EXERCISE: From the entries below, gather each line containing the word "screenshot".

RECORD LIST:
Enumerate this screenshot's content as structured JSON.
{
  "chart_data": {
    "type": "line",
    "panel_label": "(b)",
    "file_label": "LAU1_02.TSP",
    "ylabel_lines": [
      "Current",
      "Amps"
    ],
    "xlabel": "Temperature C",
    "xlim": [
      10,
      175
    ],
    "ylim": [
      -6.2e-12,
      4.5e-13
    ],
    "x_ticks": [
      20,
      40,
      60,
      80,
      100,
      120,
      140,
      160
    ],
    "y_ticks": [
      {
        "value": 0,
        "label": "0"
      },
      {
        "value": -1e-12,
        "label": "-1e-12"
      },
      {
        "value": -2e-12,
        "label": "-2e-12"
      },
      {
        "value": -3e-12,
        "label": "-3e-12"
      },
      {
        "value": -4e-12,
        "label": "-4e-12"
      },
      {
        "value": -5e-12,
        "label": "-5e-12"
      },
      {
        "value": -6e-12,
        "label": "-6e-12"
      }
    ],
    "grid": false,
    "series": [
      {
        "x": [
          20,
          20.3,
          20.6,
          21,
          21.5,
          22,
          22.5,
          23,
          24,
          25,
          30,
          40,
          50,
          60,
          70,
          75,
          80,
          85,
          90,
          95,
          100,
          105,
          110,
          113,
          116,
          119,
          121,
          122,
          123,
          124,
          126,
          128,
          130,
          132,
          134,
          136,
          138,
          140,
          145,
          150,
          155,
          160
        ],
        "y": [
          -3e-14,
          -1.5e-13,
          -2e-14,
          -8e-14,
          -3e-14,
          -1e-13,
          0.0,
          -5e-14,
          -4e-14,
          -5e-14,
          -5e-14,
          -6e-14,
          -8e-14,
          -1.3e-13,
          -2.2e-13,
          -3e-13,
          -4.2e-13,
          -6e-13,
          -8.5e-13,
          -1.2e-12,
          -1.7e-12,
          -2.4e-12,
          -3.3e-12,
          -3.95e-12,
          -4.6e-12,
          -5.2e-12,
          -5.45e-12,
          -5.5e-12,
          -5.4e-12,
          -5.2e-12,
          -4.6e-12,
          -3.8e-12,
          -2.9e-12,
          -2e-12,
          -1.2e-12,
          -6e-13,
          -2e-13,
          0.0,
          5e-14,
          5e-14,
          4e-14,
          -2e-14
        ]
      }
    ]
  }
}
---
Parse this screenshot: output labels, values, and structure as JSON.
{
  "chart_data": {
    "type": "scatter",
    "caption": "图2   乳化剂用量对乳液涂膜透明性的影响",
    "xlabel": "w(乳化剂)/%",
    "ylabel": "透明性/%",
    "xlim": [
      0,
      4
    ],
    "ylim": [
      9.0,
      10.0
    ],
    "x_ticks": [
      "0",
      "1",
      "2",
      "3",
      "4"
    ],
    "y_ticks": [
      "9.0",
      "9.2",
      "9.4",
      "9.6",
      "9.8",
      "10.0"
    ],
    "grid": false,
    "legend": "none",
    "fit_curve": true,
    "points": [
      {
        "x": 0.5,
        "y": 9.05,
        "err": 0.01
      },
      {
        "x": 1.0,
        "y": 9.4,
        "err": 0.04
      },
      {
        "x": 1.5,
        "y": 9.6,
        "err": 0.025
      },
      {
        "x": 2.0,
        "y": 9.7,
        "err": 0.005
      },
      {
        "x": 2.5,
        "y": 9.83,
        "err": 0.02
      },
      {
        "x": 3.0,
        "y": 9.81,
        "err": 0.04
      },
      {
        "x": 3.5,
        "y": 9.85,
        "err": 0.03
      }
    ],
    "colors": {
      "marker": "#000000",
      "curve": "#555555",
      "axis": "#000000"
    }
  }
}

RESULT OF THIS TASK:
Enumerate this screenshot's content as structured JSON.
Parse this screenshot: output labels, values, and structure as JSON.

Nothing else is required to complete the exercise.